**MATERIAL SHOWN**:
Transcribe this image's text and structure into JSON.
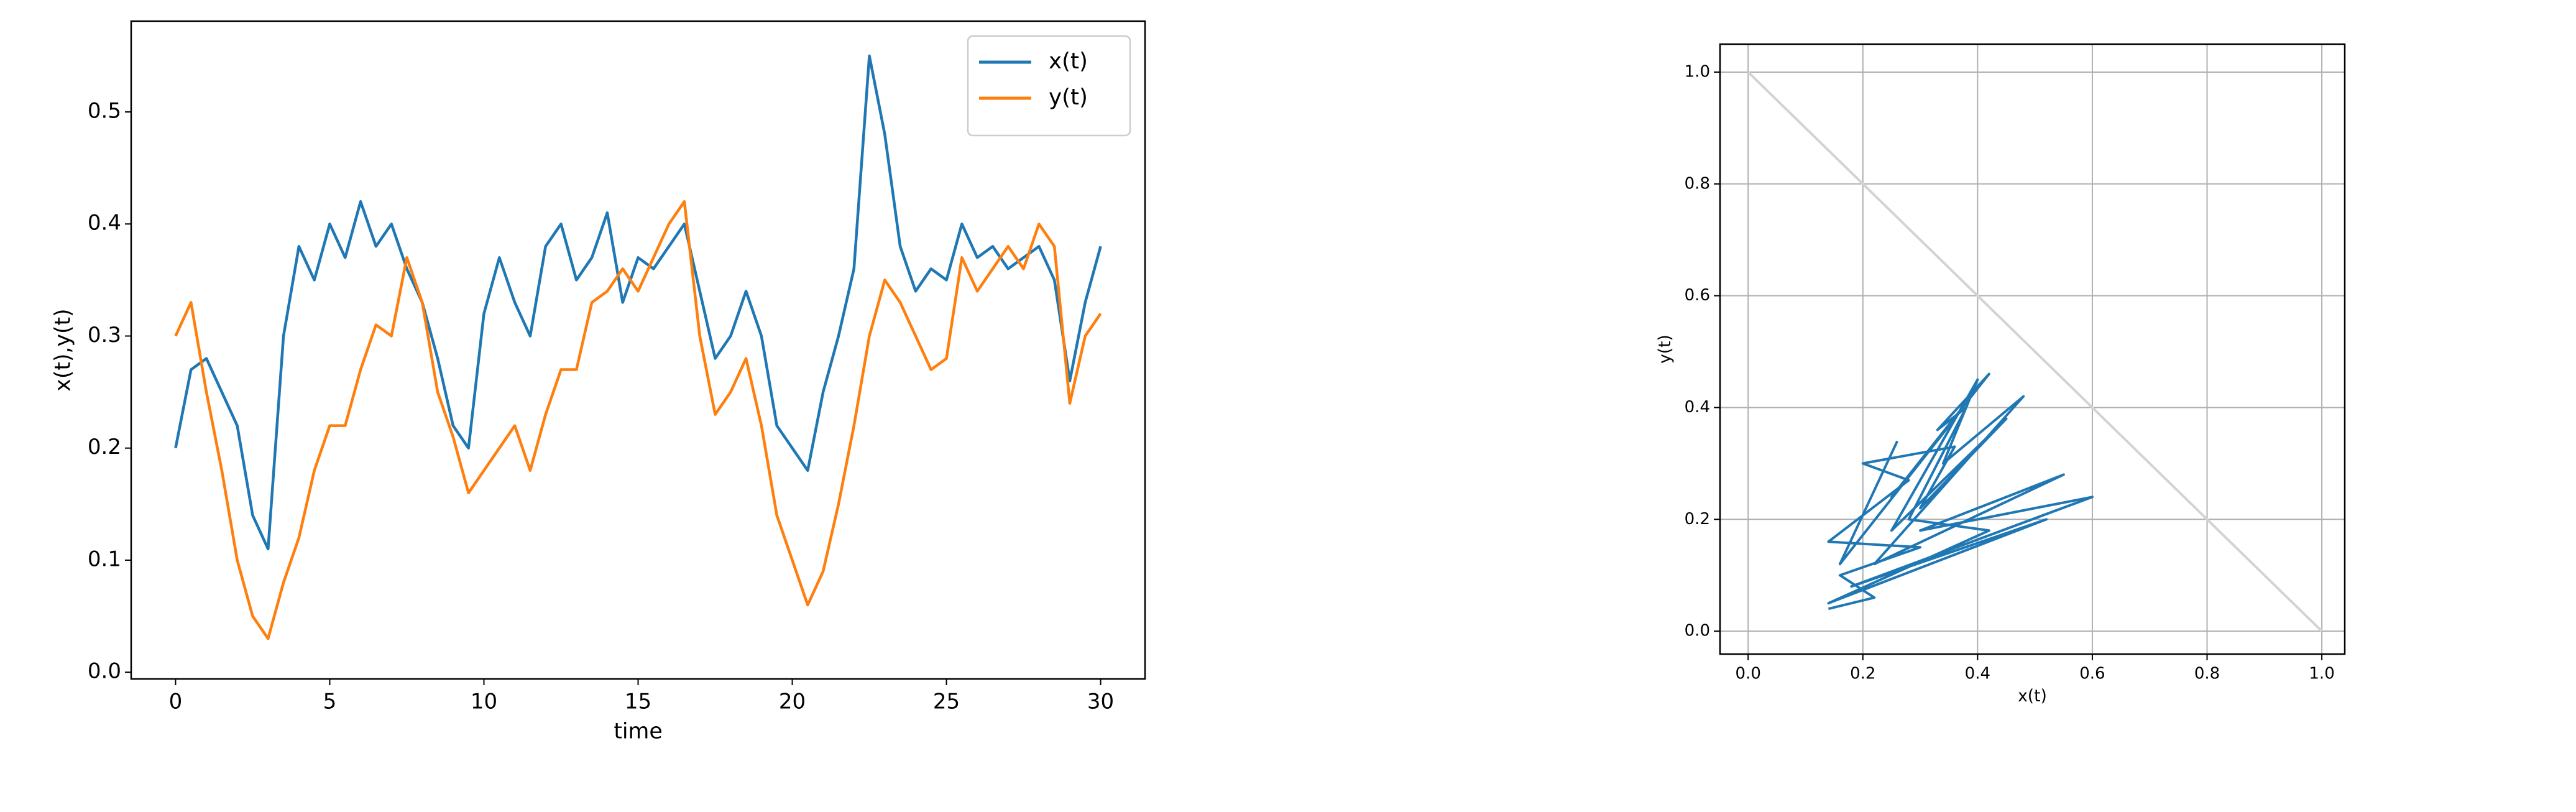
{
  "chart_data": [
    {
      "type": "line",
      "xlabel": "time",
      "ylabel": "x(t),y(t)",
      "x": [
        0,
        0.5,
        1,
        1.5,
        2,
        2.5,
        3,
        3.5,
        4,
        4.5,
        5,
        5.5,
        6,
        6.5,
        7,
        7.5,
        8,
        8.5,
        9,
        9.5,
        10,
        10.5,
        11,
        11.5,
        12,
        12.5,
        13,
        13.5,
        14,
        14.5,
        15,
        15.5,
        16,
        16.5,
        17,
        17.5,
        18,
        18.5,
        19,
        19.5,
        20,
        20.5,
        21,
        21.5,
        22,
        22.5,
        23,
        23.5,
        24,
        24.5,
        25,
        25.5,
        26,
        26.5,
        27,
        27.5,
        28,
        28.5,
        29,
        29.5,
        30
      ],
      "series": [
        {
          "name": "x(t)",
          "color": "#1f77b4",
          "values": [
            0.2,
            0.27,
            0.28,
            0.25,
            0.22,
            0.14,
            0.11,
            0.3,
            0.38,
            0.35,
            0.4,
            0.37,
            0.42,
            0.38,
            0.4,
            0.36,
            0.33,
            0.28,
            0.22,
            0.2,
            0.32,
            0.37,
            0.33,
            0.3,
            0.38,
            0.4,
            0.35,
            0.37,
            0.41,
            0.33,
            0.37,
            0.36,
            0.38,
            0.4,
            0.34,
            0.28,
            0.3,
            0.34,
            0.3,
            0.22,
            0.2,
            0.18,
            0.25,
            0.3,
            0.36,
            0.55,
            0.48,
            0.38,
            0.34,
            0.36,
            0.35,
            0.4,
            0.37,
            0.38,
            0.36,
            0.37,
            0.38,
            0.35,
            0.26,
            0.33,
            0.38
          ]
        },
        {
          "name": "y(t)",
          "color": "#ff7f0e",
          "values": [
            0.3,
            0.33,
            0.25,
            0.18,
            0.1,
            0.05,
            0.03,
            0.08,
            0.12,
            0.18,
            0.22,
            0.22,
            0.27,
            0.31,
            0.3,
            0.37,
            0.33,
            0.25,
            0.21,
            0.16,
            0.18,
            0.2,
            0.22,
            0.18,
            0.23,
            0.27,
            0.27,
            0.33,
            0.34,
            0.36,
            0.34,
            0.37,
            0.4,
            0.42,
            0.3,
            0.23,
            0.25,
            0.28,
            0.22,
            0.14,
            0.1,
            0.06,
            0.09,
            0.15,
            0.22,
            0.3,
            0.35,
            0.33,
            0.3,
            0.27,
            0.28,
            0.37,
            0.34,
            0.36,
            0.38,
            0.36,
            0.4,
            0.38,
            0.24,
            0.3,
            0.32
          ]
        }
      ],
      "xlim": [
        -1.44,
        31.44
      ],
      "xticks": [
        0,
        5,
        10,
        15,
        20,
        25,
        30
      ],
      "ylim": [
        -0.006,
        0.581
      ],
      "yticks": [
        0.0,
        0.1,
        0.2,
        0.3,
        0.4,
        0.5
      ],
      "grid": false,
      "legend": "upper right"
    },
    {
      "type": "line",
      "xlabel": "x(t)",
      "ylabel": "y(t)",
      "x": [
        0.14,
        0.22,
        0.16,
        0.3,
        0.14,
        0.28,
        0.2,
        0.36,
        0.3,
        0.45,
        0.25,
        0.4,
        0.34,
        0.48,
        0.22,
        0.55,
        0.3,
        0.6,
        0.18,
        0.52,
        0.14,
        0.42,
        0.28,
        0.38,
        0.33,
        0.42,
        0.25,
        0.36,
        0.16,
        0.26
      ],
      "series": [
        {
          "color": "#1f77b4",
          "values": [
            0.04,
            0.06,
            0.1,
            0.15,
            0.16,
            0.27,
            0.3,
            0.33,
            0.22,
            0.38,
            0.18,
            0.45,
            0.3,
            0.42,
            0.12,
            0.28,
            0.18,
            0.24,
            0.08,
            0.2,
            0.05,
            0.18,
            0.2,
            0.4,
            0.36,
            0.46,
            0.24,
            0.38,
            0.12,
            0.34
          ]
        }
      ],
      "reference_line": {
        "x": [
          0,
          1
        ],
        "values": [
          1,
          0
        ],
        "color": "#d3d3d3"
      },
      "xlim": [
        -0.049,
        1.04
      ],
      "xticks": [
        0.0,
        0.2,
        0.4,
        0.6,
        0.8,
        1.0
      ],
      "ylim": [
        -0.041,
        1.05
      ],
      "yticks": [
        0.0,
        0.2,
        0.4,
        0.6,
        0.8,
        1.0
      ],
      "grid": true
    }
  ]
}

**REQUEST**: Repeat the material above in full and exactly, omitting the pictures.

**ANSWER TO THIS PROBLEM**:
Transcribe this image's text and structure into JSON.
{
  "chart_data": [
    {
      "type": "line",
      "xlabel": "time",
      "ylabel": "x(t),y(t)",
      "x": [
        0,
        0.5,
        1,
        1.5,
        2,
        2.5,
        3,
        3.5,
        4,
        4.5,
        5,
        5.5,
        6,
        6.5,
        7,
        7.5,
        8,
        8.5,
        9,
        9.5,
        10,
        10.5,
        11,
        11.5,
        12,
        12.5,
        13,
        13.5,
        14,
        14.5,
        15,
        15.5,
        16,
        16.5,
        17,
        17.5,
        18,
        18.5,
        19,
        19.5,
        20,
        20.5,
        21,
        21.5,
        22,
        22.5,
        23,
        23.5,
        24,
        24.5,
        25,
        25.5,
        26,
        26.5,
        27,
        27.5,
        28,
        28.5,
        29,
        29.5,
        30
      ],
      "series": [
        {
          "name": "x(t)",
          "color": "#1f77b4",
          "values": [
            0.2,
            0.27,
            0.28,
            0.25,
            0.22,
            0.14,
            0.11,
            0.3,
            0.38,
            0.35,
            0.4,
            0.37,
            0.42,
            0.38,
            0.4,
            0.36,
            0.33,
            0.28,
            0.22,
            0.2,
            0.32,
            0.37,
            0.33,
            0.3,
            0.38,
            0.4,
            0.35,
            0.37,
            0.41,
            0.33,
            0.37,
            0.36,
            0.38,
            0.4,
            0.34,
            0.28,
            0.3,
            0.34,
            0.3,
            0.22,
            0.2,
            0.18,
            0.25,
            0.3,
            0.36,
            0.55,
            0.48,
            0.38,
            0.34,
            0.36,
            0.35,
            0.4,
            0.37,
            0.38,
            0.36,
            0.37,
            0.38,
            0.35,
            0.26,
            0.33,
            0.38
          ]
        },
        {
          "name": "y(t)",
          "color": "#ff7f0e",
          "values": [
            0.3,
            0.33,
            0.25,
            0.18,
            0.1,
            0.05,
            0.03,
            0.08,
            0.12,
            0.18,
            0.22,
            0.22,
            0.27,
            0.31,
            0.3,
            0.37,
            0.33,
            0.25,
            0.21,
            0.16,
            0.18,
            0.2,
            0.22,
            0.18,
            0.23,
            0.27,
            0.27,
            0.33,
            0.34,
            0.36,
            0.34,
            0.37,
            0.4,
            0.42,
            0.3,
            0.23,
            0.25,
            0.28,
            0.22,
            0.14,
            0.1,
            0.06,
            0.09,
            0.15,
            0.22,
            0.3,
            0.35,
            0.33,
            0.3,
            0.27,
            0.28,
            0.37,
            0.34,
            0.36,
            0.38,
            0.36,
            0.4,
            0.38,
            0.24,
            0.3,
            0.32
          ]
        }
      ],
      "xlim": [
        -1.44,
        31.44
      ],
      "xticks": [
        0,
        5,
        10,
        15,
        20,
        25,
        30
      ],
      "ylim": [
        -0.006,
        0.581
      ],
      "yticks": [
        0.0,
        0.1,
        0.2,
        0.3,
        0.4,
        0.5
      ],
      "grid": false,
      "legend": "upper right"
    },
    {
      "type": "line",
      "xlabel": "x(t)",
      "ylabel": "y(t)",
      "x": [
        0.14,
        0.22,
        0.16,
        0.3,
        0.14,
        0.28,
        0.2,
        0.36,
        0.3,
        0.45,
        0.25,
        0.4,
        0.34,
        0.48,
        0.22,
        0.55,
        0.3,
        0.6,
        0.18,
        0.52,
        0.14,
        0.42,
        0.28,
        0.38,
        0.33,
        0.42,
        0.25,
        0.36,
        0.16,
        0.26
      ],
      "series": [
        {
          "color": "#1f77b4",
          "values": [
            0.04,
            0.06,
            0.1,
            0.15,
            0.16,
            0.27,
            0.3,
            0.33,
            0.22,
            0.38,
            0.18,
            0.45,
            0.3,
            0.42,
            0.12,
            0.28,
            0.18,
            0.24,
            0.08,
            0.2,
            0.05,
            0.18,
            0.2,
            0.4,
            0.36,
            0.46,
            0.24,
            0.38,
            0.12,
            0.34
          ]
        }
      ],
      "reference_line": {
        "x": [
          0,
          1
        ],
        "values": [
          1,
          0
        ],
        "color": "#d3d3d3"
      },
      "xlim": [
        -0.049,
        1.04
      ],
      "xticks": [
        0.0,
        0.2,
        0.4,
        0.6,
        0.8,
        1.0
      ],
      "ylim": [
        -0.041,
        1.05
      ],
      "yticks": [
        0.0,
        0.2,
        0.4,
        0.6,
        0.8,
        1.0
      ],
      "grid": true
    }
  ]
}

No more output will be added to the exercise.